═════ PROVIDED PASSAGE ═════

This shift in policy regarding delinquency proceedings is manifested in several ways. For example, virtually all of the constitutional requirements of a criminal trial have been introduced into juvenile delinquency proceedings, including the right to adequate notice of charges, the right to counsel, the right to remain silent, and the right to confront and cross-examine witnesses. In re A.G., 195 Ill.2d at 318, 253 Ill.Dec. 911, 746 N.E.2d 732. Moreover, the reasonable doubt standard of proof and the rules of evidence used in criminal proceedings are also applied in delinquency proceedings. In re A.G., 195 Ill.2d at 318, 253 Ill.Dec. 911, 746 N.E.2d 732. Accordingly, the kinship between delinquency proceedings under the Act and the criminal justice system arguably supports the conclusion of the Majors court that Public Act 89-689 did not violate the single subject rule. In this case to the contrary, abuse, neglect and dependency proceedings under the Act are not related to any degree to criminal law and thus do not warrant a comparable conclusion regarding Public Act 90-456.
As we can discern no natural or logical relation between Public Act 90-456's amendment of the Juvenile Court Act of 1987 and that public act's stated subject of “the criminal law,” we are compelled to hold that Public Act 90-456 contravenes the single subject rule clause of the Illinois Constitution (Ill. Const.1970, art. IV, § 8(d)). The judgment of the circuit court of De Kalb County is therefore affirmed.

═════ RECORDED INFORMATION ═════

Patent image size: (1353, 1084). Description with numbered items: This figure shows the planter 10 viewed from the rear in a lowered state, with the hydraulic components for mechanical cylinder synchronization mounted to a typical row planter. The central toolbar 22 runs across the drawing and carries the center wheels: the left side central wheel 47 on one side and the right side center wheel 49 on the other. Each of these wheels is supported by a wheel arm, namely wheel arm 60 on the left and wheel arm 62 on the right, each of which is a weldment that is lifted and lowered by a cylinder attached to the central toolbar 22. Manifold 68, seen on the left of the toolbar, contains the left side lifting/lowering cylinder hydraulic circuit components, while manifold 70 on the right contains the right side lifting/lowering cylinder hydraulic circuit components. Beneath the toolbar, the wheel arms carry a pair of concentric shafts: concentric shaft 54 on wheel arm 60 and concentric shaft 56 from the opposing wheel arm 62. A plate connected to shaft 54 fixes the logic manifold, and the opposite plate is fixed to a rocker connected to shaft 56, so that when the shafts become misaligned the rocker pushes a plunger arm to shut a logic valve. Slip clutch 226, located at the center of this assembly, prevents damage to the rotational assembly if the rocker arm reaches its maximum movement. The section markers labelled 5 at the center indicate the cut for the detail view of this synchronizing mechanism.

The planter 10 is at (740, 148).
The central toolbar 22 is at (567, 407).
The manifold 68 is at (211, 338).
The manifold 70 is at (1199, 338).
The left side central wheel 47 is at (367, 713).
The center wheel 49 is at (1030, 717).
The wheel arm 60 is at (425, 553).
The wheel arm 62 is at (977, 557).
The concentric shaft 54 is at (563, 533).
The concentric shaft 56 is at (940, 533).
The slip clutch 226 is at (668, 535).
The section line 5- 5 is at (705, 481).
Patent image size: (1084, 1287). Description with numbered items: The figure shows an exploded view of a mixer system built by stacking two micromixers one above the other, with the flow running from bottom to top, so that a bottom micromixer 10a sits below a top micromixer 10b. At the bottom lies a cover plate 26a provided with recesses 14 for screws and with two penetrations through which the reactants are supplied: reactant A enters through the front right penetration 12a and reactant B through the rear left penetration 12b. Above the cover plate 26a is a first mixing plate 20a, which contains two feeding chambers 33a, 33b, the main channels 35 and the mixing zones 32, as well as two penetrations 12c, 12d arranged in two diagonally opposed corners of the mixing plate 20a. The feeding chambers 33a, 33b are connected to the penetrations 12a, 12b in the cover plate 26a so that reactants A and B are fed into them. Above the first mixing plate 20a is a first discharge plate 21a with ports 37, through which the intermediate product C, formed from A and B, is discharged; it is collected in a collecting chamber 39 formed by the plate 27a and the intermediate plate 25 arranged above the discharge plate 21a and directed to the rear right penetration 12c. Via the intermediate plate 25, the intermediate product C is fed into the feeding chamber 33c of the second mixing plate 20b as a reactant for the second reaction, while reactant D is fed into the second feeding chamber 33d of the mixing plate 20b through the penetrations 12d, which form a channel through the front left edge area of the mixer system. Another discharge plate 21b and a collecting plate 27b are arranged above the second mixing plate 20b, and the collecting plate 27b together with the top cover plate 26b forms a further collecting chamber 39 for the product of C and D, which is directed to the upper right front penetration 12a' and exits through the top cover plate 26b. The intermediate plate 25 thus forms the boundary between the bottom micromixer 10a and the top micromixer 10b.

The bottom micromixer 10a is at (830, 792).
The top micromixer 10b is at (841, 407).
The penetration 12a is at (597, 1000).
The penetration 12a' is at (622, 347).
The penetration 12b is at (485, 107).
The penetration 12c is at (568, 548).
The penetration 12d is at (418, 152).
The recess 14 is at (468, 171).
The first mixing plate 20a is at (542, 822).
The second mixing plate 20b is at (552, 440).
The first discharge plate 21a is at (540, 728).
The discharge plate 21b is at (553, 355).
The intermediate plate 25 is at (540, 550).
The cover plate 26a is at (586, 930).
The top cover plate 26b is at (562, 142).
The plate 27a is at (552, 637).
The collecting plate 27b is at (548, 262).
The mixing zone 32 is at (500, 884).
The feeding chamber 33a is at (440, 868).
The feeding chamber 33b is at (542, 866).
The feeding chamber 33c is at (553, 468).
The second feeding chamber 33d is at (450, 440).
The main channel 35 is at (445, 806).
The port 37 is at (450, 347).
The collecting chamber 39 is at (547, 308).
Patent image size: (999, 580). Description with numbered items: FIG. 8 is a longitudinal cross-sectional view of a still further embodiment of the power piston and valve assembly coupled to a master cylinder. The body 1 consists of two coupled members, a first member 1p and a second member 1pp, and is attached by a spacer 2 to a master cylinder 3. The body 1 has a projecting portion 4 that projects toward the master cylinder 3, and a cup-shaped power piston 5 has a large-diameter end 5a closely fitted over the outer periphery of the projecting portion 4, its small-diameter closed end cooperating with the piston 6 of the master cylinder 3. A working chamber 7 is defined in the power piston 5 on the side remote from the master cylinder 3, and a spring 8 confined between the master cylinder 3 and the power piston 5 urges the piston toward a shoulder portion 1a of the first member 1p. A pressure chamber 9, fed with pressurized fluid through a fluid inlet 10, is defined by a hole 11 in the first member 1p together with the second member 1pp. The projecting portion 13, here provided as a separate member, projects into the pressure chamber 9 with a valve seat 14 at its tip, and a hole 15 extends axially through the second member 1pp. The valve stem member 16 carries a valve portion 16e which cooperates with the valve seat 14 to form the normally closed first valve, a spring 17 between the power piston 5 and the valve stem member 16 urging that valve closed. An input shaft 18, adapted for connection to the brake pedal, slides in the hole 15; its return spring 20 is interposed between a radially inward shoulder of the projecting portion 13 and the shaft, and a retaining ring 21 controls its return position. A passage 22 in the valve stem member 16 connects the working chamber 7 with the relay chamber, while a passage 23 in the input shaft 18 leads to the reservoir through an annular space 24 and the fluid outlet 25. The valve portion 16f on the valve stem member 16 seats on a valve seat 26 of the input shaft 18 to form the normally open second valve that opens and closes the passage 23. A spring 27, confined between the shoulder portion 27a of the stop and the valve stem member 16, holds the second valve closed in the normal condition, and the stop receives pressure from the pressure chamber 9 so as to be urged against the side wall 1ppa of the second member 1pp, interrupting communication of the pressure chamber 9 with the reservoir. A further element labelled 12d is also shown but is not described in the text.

═════

Print the part of the court opinion from "As we can discern" to "is therefore affirmed.", word for word.

As we can discern no natural or logical relation between Public Act 90-456's amendment of the Juvenile Court Act of 1987 and that public act's stated subject of “the criminal law,” we are compelled to hold that Public Act 90-456 contravenes the single subject rule clause of the Illinois Constitution (Ill. Const.1970, art. IV, § 8(d)). The judgment of the circuit court of De Kalb County is therefore affirmed.